(Stored data records)
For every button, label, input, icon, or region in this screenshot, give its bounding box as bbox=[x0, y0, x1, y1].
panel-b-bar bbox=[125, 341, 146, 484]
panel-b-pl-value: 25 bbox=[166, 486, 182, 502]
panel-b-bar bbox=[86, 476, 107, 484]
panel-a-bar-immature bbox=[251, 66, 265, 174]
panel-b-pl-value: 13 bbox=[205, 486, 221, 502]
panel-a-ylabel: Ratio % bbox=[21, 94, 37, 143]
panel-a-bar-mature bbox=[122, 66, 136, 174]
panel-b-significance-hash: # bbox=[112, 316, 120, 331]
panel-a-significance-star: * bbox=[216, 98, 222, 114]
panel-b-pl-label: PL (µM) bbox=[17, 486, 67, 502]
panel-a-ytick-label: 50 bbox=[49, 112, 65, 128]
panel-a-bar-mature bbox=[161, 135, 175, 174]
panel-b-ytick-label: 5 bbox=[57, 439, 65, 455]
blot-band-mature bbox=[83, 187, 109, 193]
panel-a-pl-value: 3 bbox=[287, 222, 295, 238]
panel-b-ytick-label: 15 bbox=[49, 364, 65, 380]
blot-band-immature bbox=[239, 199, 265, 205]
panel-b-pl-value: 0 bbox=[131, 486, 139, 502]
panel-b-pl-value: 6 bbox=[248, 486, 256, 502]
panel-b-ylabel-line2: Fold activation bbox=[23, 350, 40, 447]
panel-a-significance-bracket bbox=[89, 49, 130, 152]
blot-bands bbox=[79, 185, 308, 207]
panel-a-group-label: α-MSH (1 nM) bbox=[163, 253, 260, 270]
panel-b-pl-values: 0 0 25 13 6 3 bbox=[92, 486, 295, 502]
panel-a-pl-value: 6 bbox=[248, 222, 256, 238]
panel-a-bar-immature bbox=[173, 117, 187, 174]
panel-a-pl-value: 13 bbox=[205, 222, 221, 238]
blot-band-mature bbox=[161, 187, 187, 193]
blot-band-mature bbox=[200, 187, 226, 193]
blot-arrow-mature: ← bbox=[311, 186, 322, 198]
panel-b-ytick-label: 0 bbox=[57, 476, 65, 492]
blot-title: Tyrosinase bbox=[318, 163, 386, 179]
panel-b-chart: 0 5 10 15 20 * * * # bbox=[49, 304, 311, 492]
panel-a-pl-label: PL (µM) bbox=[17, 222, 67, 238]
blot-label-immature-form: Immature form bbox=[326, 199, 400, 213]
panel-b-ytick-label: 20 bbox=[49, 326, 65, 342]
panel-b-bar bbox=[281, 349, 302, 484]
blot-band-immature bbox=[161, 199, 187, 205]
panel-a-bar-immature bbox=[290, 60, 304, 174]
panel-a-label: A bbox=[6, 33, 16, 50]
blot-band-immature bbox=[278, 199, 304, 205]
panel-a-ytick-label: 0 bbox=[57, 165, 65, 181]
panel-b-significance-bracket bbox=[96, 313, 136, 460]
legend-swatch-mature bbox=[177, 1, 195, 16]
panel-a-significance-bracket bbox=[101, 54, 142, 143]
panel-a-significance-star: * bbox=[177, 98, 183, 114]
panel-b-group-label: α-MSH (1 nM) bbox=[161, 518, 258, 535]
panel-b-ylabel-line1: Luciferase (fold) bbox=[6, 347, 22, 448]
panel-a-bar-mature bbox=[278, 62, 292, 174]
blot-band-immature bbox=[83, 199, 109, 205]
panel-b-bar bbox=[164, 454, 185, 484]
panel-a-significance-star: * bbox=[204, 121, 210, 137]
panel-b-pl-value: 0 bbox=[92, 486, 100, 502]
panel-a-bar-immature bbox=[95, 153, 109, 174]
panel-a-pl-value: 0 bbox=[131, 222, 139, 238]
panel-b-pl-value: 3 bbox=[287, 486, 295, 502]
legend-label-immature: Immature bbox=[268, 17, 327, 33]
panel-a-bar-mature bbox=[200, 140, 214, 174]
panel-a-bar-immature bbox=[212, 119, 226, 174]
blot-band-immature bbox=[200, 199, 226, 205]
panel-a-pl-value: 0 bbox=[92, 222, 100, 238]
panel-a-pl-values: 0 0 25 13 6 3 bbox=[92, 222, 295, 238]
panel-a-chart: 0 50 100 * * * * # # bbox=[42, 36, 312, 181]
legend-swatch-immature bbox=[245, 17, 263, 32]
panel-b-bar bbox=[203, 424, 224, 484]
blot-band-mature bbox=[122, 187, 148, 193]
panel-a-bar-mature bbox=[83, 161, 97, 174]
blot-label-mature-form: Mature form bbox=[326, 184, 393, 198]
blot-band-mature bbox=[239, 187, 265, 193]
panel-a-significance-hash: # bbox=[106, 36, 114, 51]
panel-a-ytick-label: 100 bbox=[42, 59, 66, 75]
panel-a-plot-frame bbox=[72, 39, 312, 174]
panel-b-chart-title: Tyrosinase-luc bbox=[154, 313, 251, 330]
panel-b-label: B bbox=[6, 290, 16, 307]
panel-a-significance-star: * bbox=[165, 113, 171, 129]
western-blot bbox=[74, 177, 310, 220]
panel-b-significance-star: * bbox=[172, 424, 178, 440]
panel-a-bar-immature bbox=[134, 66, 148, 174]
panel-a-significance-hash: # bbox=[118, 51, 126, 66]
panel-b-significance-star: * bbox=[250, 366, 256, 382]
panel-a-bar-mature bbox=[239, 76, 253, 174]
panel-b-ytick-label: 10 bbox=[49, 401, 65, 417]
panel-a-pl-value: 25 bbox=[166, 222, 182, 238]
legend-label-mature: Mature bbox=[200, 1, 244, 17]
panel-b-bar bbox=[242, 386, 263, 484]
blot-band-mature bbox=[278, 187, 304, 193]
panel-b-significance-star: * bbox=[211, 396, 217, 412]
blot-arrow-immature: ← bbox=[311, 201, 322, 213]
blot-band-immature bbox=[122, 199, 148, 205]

## GOAL OF THE EXERCISE
Can you format every line of the records above as a JSON list of strings, one string per line, skipping any blank lines?

## EXERCISE OUTPUT
[
  "For every button, label, input, icon, or region in this screenshot, give its bounding box as bbox=[x0, y0, x1, y1].",
  "panel-b-bar bbox=[125, 341, 146, 484]",
  "panel-b-pl-value: 25 bbox=[166, 486, 182, 502]",
  "panel-b-bar bbox=[86, 476, 107, 484]",
  "panel-a-bar-immature bbox=[251, 66, 265, 174]",
  "panel-b-pl-value: 13 bbox=[205, 486, 221, 502]",
  "panel-a-ylabel: Ratio % bbox=[21, 94, 37, 143]",
  "panel-a-bar-mature bbox=[122, 66, 136, 174]",
  "panel-b-significance-hash: # bbox=[112, 316, 120, 331]",
  "panel-a-significance-star: * bbox=[216, 98, 222, 114]",
  "panel-b-pl-label: PL (µM) bbox=[17, 486, 67, 502]",
  "panel-a-ytick-label: 50 bbox=[49, 112, 65, 128]",
  "panel-a-bar-mature bbox=[161, 135, 175, 174]",
  "panel-b-ytick-label: 5 bbox=[57, 439, 65, 455]",
  "blot-band-mature bbox=[83, 187, 109, 193]",
  "panel-a-pl-value: 3 bbox=[287, 222, 295, 238]",
  "panel-b-ytick-label: 15 bbox=[49, 364, 65, 380]",
  "blot-band-immature bbox=[239, 199, 265, 205]",
  "panel-b-pl-value: 0 bbox=[131, 486, 139, 502]",
  "panel-b-pl-value: 6 bbox=[248, 486, 256, 502]",
  "panel-b-ylabel-line2: Fold activation bbox=[23, 350, 40, 447]",
  "panel-a-significance-bracket bbox=[89, 49, 130, 152]",
  "blot-bands bbox=[79, 185, 308, 207]",
  "panel-a-group-label: α-MSH (1 nM) bbox=[163, 253, 260, 270]",
  "panel-b-pl-values: 0 0 25 13 6 3 bbox=[92, 486, 295, 502]",
  "panel-a-pl-value: 6 bbox=[248, 222, 256, 238]",
  "panel-a-bar-immature bbox=[173, 117, 187, 174]",
  "panel-a-pl-value: 13 bbox=[205, 222, 221, 238]",
  "blot-band-mature bbox=[161, 187, 187, 193]",
  "blot-band-mature bbox=[200, 187, 226, 193]",
  "blot-arrow-mature: ← bbox=[311, 186, 322, 198]",
  "panel-b-ytick-label: 0 bbox=[57, 476, 65, 492]",
  "blot-title: Tyrosinase bbox=[318, 163, 386, 179]",
  "panel-b-chart: 0 5 10 15 20 * * * # bbox=[49, 304, 311, 492]",
  "panel-a-pl-label: PL (µM) bbox=[17, 222, 67, 238]",
  "blot-label-immature-form: Immature form bbox=[326, 199, 400, 213]",
  "panel-b-ytick-label: 20 bbox=[49, 326, 65, 342]",
  "panel-b-bar bbox=[281, 349, 302, 484]",
  "blot-band-immature bbox=[161, 199, 187, 205]",
  "panel-a-bar-immature bbox=[290, 60, 304, 174]",
  "panel-a-label: A bbox=[6, 33, 16, 50]",
  "blot-band-immature bbox=[278, 199, 304, 205]",
  "panel-a-ytick-label: 0 bbox=[57, 165, 65, 181]",
  "panel-b-significance-bracket bbox=[96, 313, 136, 460]",
  "legend-swatch-mature bbox=[177, 1, 195, 16]",
  "panel-a-significance-bracket bbox=[101, 54, 142, 143]",
  "panel-a-significance-star: * bbox=[177, 98, 183, 114]",
  "panel-b-group-label: α-MSH (1 nM) bbox=[161, 518, 258, 535]",
  "panel-b-ylabel-line1: Luciferase (fold) bbox=[6, 347, 22, 448]",
  "panel-a-bar-mature bbox=[278, 62, 292, 174]",
  "blot-band-immature bbox=[83, 199, 109, 205]",
  "panel-b-bar bbox=[164, 454, 185, 484]",
  "panel-a-significance-star: * bbox=[204, 121, 210, 137]",
  "panel-b-pl-value: 0 bbox=[92, 486, 100, 502]",
  "panel-a-bar-immature bbox=[95, 153, 109, 174]",
  "panel-a-pl-value: 0 bbox=[131, 222, 139, 238]",
  "panel-b-pl-value: 3 bbox=[287, 486, 295, 502]",
  "legend-label-immature: Immature bbox=[268, 17, 327, 33]",
  "panel-a-bar-mature bbox=[200, 140, 214, 174]",
  "panel-a-bar-immature bbox=[212, 119, 226, 174]",
  "blot-band-immature bbox=[200, 199, 226, 205]",
  "panel-a-pl-value: 0 bbox=[92, 222, 100, 238]",
  "panel-a-pl-values: 0 0 25 13 6 3 bbox=[92, 222, 295, 238]",
  "panel-a-chart: 0 50 100 * * * * # # bbox=[42, 36, 312, 181]",
  "legend-swatch-immature bbox=[245, 17, 263, 32]",
  "panel-b-bar bbox=[203, 424, 224, 484]",
  "blot-band-mature bbox=[122, 187, 148, 193]",
  "panel-a-bar-mature bbox=[83, 161, 97, 174]",
  "blot-label-mature-form: Mature form bbox=[326, 184, 393, 198]",
  "blot-band-mature bbox=[239, 187, 265, 193]",
  "panel-a-significance-hash: # bbox=[106, 36, 114, 51]",
  "panel-a-ytick-label: 100 bbox=[42, 59, 66, 75]",
  "panel-a-plot-frame bbox=[72, 39, 312, 174]",
  "panel-b-chart-title: Tyrosinase-luc bbox=[154, 313, 251, 330]",
  "panel-b-label: B bbox=[6, 290, 16, 307]",
  "panel-a-significance-star: * bbox=[165, 113, 171, 129]",
  "western-blot bbox=[74, 177, 310, 220]",
  "panel-b-significance-star: * bbox=[172, 424, 178, 440]",
  "panel-a-bar-immature bbox=[134, 66, 148, 174]",
  "panel-a-significance-hash: # bbox=[118, 51, 126, 66]",
  "panel-b-significance-star: * bbox=[250, 366, 256, 382]",
  "panel-a-bar-mature bbox=[239, 76, 253, 174]",
  "panel-b-ytick-label: 10 bbox=[49, 401, 65, 417]",
  "panel-a-pl-value: 25 bbox=[166, 222, 182, 238]",
  "legend-label-mature: Mature bbox=[200, 1, 244, 17]",
  "panel-b-bar bbox=[242, 386, 263, 484]",
  "blot-band-mature bbox=[278, 187, 304, 193]",
  "panel-b-significance-star: * bbox=[211, 396, 217, 412]",
  "blot-arrow-immature: ← bbox=[311, 201, 322, 213]",
  "blot-band-immature bbox=[122, 199, 148, 205]"
]